(Collected data)
***

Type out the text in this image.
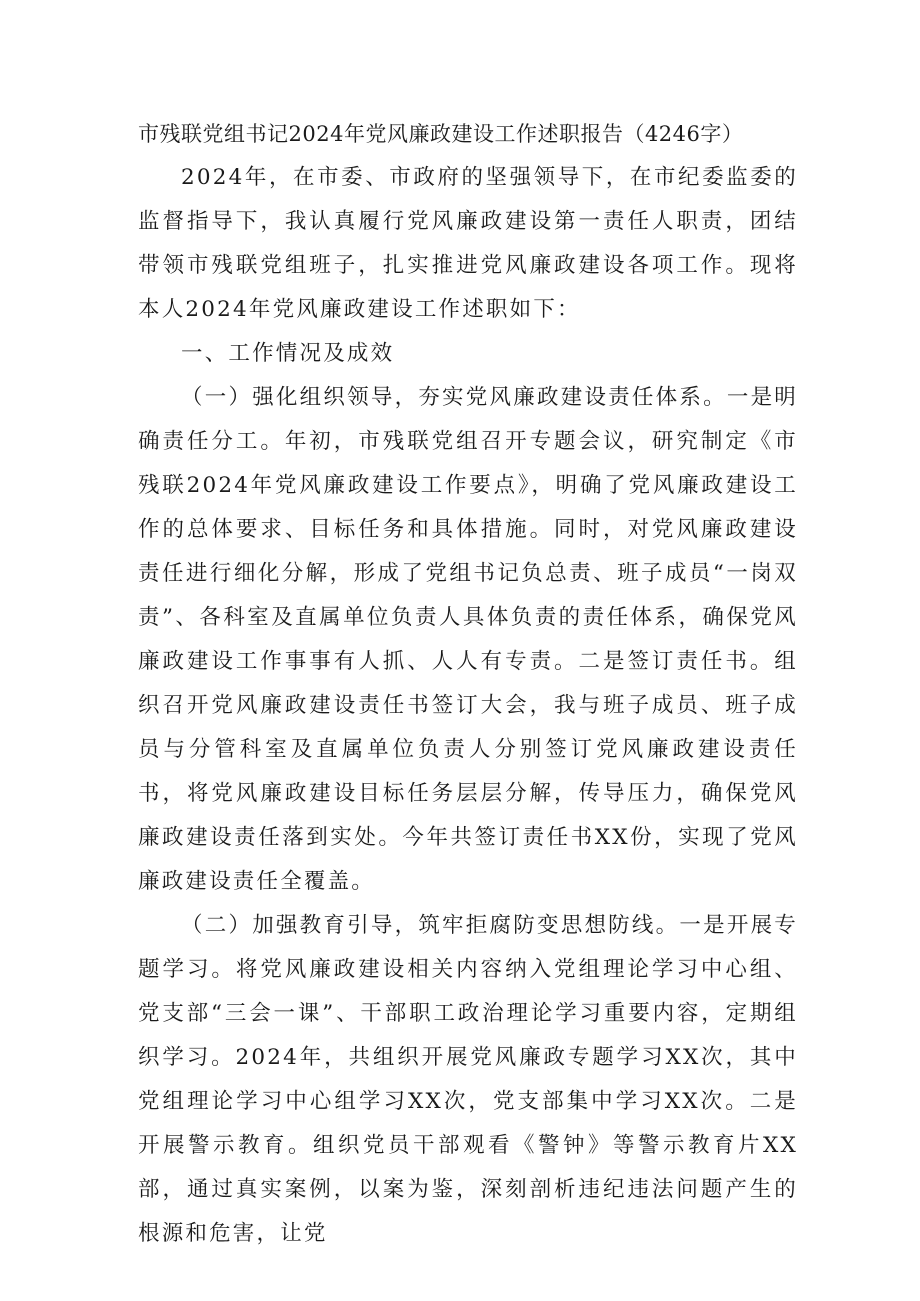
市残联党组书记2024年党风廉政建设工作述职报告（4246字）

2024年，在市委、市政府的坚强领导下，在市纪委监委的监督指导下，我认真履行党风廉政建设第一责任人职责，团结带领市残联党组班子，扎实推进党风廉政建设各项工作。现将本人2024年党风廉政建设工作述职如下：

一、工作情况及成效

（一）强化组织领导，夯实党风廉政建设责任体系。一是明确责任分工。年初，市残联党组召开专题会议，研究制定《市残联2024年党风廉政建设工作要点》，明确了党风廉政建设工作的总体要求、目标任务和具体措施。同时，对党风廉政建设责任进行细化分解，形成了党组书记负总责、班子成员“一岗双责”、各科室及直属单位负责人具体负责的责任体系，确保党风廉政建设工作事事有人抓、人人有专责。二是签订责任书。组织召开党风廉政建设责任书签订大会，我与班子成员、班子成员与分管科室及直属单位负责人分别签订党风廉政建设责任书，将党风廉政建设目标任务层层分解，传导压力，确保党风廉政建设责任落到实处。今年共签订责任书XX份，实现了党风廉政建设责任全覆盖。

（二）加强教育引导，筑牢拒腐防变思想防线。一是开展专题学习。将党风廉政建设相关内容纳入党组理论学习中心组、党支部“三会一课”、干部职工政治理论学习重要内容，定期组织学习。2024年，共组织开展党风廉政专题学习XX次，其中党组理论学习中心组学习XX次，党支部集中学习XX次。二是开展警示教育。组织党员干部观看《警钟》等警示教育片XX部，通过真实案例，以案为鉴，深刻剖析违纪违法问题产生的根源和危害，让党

***

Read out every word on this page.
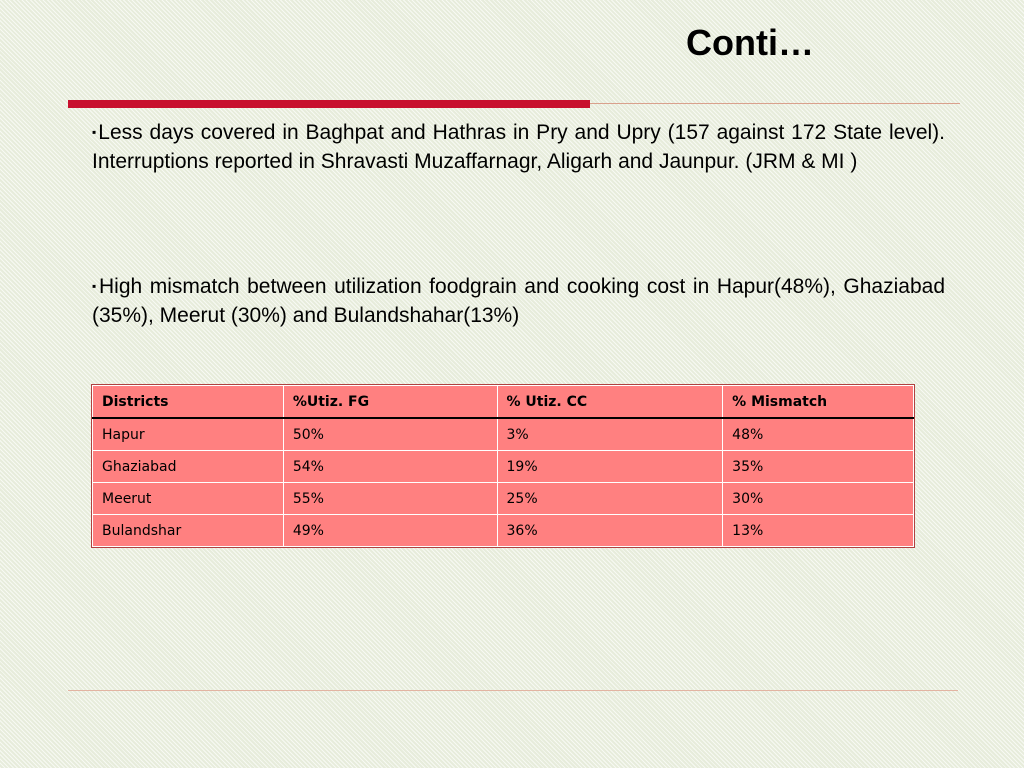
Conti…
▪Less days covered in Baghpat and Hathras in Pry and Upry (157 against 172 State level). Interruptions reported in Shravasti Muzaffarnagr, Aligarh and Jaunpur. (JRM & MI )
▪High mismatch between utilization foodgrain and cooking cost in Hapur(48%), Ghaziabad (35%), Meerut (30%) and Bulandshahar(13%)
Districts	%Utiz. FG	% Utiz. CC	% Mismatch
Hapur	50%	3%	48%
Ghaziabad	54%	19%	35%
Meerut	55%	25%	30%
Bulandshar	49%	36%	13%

***

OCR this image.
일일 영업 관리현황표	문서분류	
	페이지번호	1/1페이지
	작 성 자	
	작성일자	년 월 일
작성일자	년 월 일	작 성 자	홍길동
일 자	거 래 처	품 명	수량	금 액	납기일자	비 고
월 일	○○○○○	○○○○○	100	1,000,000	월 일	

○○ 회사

***

Description of the task:
Return all lines containing "Meerut".

The result:
▪High mismatch between utilization foodgrain and cooking cost in Hapur(48%), Ghaziabad (35%), Meerut (30%) and Bulandshahar(13%)
Meerut	55%	25%	30%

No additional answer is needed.